→ Exercise directions
Transcribe the full listing exactly, and drop every picture.
++++ Source records ++++
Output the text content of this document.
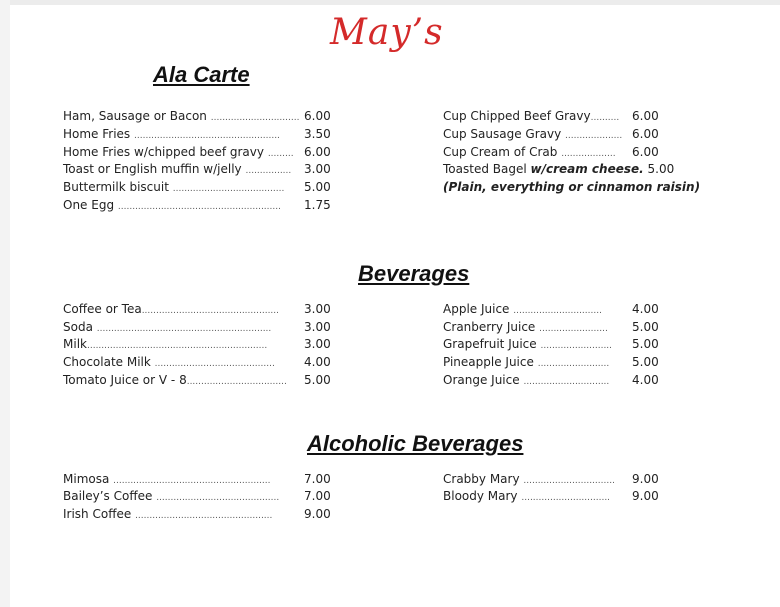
May’s
Ala Carte
Ham, Sausage or Bacon ............................... 6.00
Home Fries ................................................... 3.50
Home Fries w/chipped beef gravy ......... 6.00
Toast or English muffin w/jelly ................ 3.00
Buttermilk biscuit ....................................... 5.00
One Egg ......................................................... 1.75
Cup Chipped Beef Gravy.......... 6.00
Cup Sausage Gravy .................... 6.00
Cup Cream of Crab ................... 6.00
Toasted Bagel w/cream cheese. 5.00
(Plain, everything or cinnamon raisin)
Beverages
Coffee or Tea................................................ 3.00
Soda .............................................................	3.00
Milk...............................................................	3.00
Chocolate Milk .......................................... 4.00
Tomato Juice or V - 8................................... 5.00
Apple Juice ...............................	4.00
Cranberry Juice ........................ 5.00
Grapefruit Juice ......................... 5.00
Pineapple Juice ......................... 5.00
Orange Juice .............................. 4.00
Alcoholic Beverages
Mimosa .......................................................	7.00
Bailey’s Coffee ........................................... 7.00
Irish Coffee ................................................	9.00
Crabby Mary ................................ 9.00
Bloody Mary ............................... 9.00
++++
→ Written answer
Output the text content of this document.
May’s
Ala Carte
Ham, Sausage or Bacon ............................... 6.00
Home Fries ................................................... 3.50
Home Fries w/chipped beef gravy ......... 6.00
Toast or English muffin w/jelly ................ 3.00
Buttermilk biscuit ....................................... 5.00
One Egg ......................................................... 1.75
Cup Chipped Beef Gravy.......... 6.00
Cup Sausage Gravy .................... 6.00
Cup Cream of Crab ................... 6.00
Toasted Bagel w/cream cheese. 5.00
(Plain, everything or cinnamon raisin)
Beverages
Coffee or Tea................................................ 3.00
Soda .............................................................	3.00
Milk...............................................................	3.00
Chocolate Milk .......................................... 4.00
Tomato Juice or V - 8................................... 5.00
Apple Juice ...............................	4.00
Cranberry Juice ........................ 5.00
Grapefruit Juice ......................... 5.00
Pineapple Juice ......................... 5.00
Orange Juice .............................. 4.00
Alcoholic Beverages
Mimosa .......................................................	7.00
Bailey’s Coffee ........................................... 7.00
Irish Coffee ................................................	9.00
Crabby Mary ................................ 9.00
Bloody Mary ............................... 9.00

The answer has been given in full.